» **Problem**:
Report the count of lines below that include "horizontal", without any other text.

(Figure data in JSON)
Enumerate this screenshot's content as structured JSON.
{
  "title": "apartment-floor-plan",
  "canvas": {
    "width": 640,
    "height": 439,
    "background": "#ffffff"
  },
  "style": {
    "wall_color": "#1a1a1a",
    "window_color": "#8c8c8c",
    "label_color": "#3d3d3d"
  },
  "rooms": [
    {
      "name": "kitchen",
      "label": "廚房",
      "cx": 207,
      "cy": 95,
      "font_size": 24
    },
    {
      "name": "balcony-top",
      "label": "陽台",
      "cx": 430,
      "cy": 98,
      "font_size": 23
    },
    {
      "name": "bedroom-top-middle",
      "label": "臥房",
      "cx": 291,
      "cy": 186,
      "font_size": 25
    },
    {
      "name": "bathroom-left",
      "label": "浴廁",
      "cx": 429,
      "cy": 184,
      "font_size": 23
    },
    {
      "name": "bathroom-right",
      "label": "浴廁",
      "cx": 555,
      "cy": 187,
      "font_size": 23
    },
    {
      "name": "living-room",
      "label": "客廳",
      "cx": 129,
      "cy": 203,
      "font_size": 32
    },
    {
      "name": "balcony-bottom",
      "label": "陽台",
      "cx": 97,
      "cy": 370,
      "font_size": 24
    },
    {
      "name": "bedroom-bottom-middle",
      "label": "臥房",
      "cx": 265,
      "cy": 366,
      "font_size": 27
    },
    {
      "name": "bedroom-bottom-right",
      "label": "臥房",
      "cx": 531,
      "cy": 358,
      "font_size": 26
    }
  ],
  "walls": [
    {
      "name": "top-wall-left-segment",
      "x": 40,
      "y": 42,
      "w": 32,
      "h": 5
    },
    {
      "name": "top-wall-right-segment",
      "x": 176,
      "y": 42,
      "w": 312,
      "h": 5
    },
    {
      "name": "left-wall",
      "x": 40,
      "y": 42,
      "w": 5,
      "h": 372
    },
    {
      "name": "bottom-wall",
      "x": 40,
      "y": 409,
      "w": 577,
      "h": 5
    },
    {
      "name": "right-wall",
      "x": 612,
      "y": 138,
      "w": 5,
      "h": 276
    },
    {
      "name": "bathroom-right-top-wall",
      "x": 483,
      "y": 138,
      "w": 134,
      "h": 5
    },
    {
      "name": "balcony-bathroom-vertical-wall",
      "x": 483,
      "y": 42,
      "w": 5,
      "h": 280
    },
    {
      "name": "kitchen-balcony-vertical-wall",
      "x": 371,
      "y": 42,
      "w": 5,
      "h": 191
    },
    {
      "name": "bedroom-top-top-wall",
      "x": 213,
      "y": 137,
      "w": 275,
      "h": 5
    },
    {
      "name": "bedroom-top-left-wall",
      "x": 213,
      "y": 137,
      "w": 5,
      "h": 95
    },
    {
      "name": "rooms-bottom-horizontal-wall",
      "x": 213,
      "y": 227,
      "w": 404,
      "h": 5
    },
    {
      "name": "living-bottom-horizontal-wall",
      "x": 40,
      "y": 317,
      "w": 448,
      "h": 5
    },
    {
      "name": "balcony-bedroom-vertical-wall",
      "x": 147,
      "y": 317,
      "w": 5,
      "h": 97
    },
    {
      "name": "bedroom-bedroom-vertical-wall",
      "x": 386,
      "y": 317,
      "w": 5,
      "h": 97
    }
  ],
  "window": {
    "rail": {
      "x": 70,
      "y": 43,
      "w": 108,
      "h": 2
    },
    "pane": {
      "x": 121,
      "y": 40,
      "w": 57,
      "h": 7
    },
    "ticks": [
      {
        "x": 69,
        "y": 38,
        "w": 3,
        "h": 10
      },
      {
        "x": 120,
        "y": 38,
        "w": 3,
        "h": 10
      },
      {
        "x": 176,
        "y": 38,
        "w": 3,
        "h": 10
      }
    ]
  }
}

» **Exercise result**:
2